§ Information shown
****************

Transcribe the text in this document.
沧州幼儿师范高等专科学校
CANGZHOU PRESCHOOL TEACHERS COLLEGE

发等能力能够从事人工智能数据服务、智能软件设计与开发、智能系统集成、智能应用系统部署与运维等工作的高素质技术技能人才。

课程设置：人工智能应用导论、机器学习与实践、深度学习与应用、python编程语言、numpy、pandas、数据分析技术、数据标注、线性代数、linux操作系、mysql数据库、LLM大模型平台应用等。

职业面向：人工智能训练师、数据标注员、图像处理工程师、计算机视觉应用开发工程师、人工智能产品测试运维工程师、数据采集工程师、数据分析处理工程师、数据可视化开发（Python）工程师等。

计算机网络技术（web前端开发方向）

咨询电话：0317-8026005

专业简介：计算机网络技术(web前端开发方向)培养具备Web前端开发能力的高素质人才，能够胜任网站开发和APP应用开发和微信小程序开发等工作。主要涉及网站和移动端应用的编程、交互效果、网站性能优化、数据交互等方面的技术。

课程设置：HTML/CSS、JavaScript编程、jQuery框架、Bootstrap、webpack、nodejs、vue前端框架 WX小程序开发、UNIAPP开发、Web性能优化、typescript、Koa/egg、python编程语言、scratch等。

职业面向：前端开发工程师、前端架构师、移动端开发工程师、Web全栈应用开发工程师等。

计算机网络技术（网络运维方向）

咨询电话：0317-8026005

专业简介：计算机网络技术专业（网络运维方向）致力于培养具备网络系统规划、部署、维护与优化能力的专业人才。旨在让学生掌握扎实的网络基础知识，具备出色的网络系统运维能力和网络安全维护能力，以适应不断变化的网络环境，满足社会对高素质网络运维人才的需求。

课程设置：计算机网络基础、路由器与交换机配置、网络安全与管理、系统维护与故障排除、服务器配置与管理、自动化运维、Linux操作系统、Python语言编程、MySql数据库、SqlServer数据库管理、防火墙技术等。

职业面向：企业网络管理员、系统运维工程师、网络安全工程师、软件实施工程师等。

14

****************

§ What is needed
Print all of the entries exactly as they appear.

§ Full solution
Transcribe the text in this document.
沧州幼儿师范高等专科学校
CANGZHOU PRESCHOOL TEACHERS COLLEGE

发等能力能够从事人工智能数据服务、智能软件设计与开发、智能系统集成、智能应用系统部署与运维等工作的高素质技术技能人才。

课程设置：人工智能应用导论、机器学习与实践、深度学习与应用、python编程语言、numpy、pandas、数据分析技术、数据标注、线性代数、linux操作系、mysql数据库、LLM大模型平台应用等。

职业面向：人工智能训练师、数据标注员、图像处理工程师、计算机视觉应用开发工程师、人工智能产品测试运维工程师、数据采集工程师、数据分析处理工程师、数据可视化开发（Python）工程师等。

计算机网络技术（web前端开发方向）

咨询电话：0317-8026005

专业简介：计算机网络技术(web前端开发方向)培养具备Web前端开发能力的高素质人才，能够胜任网站开发和APP应用开发和微信小程序开发等工作。主要涉及网站和移动端应用的编程、交互效果、网站性能优化、数据交互等方面的技术。

课程设置：HTML/CSS、JavaScript编程、jQuery框架、Bootstrap、webpack、nodejs、vue前端框架 WX小程序开发、UNIAPP开发、Web性能优化、typescript、Koa/egg、python编程语言、scratch等。

职业面向：前端开发工程师、前端架构师、移动端开发工程师、Web全栈应用开发工程师等。

计算机网络技术（网络运维方向）

咨询电话：0317-8026005

专业简介：计算机网络技术专业（网络运维方向）致力于培养具备网络系统规划、部署、维护与优化能力的专业人才。旨在让学生掌握扎实的网络基础知识，具备出色的网络系统运维能力和网络安全维护能力，以适应不断变化的网络环境，满足社会对高素质网络运维人才的需求。

课程设置：计算机网络基础、路由器与交换机配置、网络安全与管理、系统维护与故障排除、服务器配置与管理、自动化运维、Linux操作系统、Python语言编程、MySql数据库、SqlServer数据库管理、防火墙技术等。

职业面向：企业网络管理员、系统运维工程师、网络安全工程师、软件实施工程师等。

14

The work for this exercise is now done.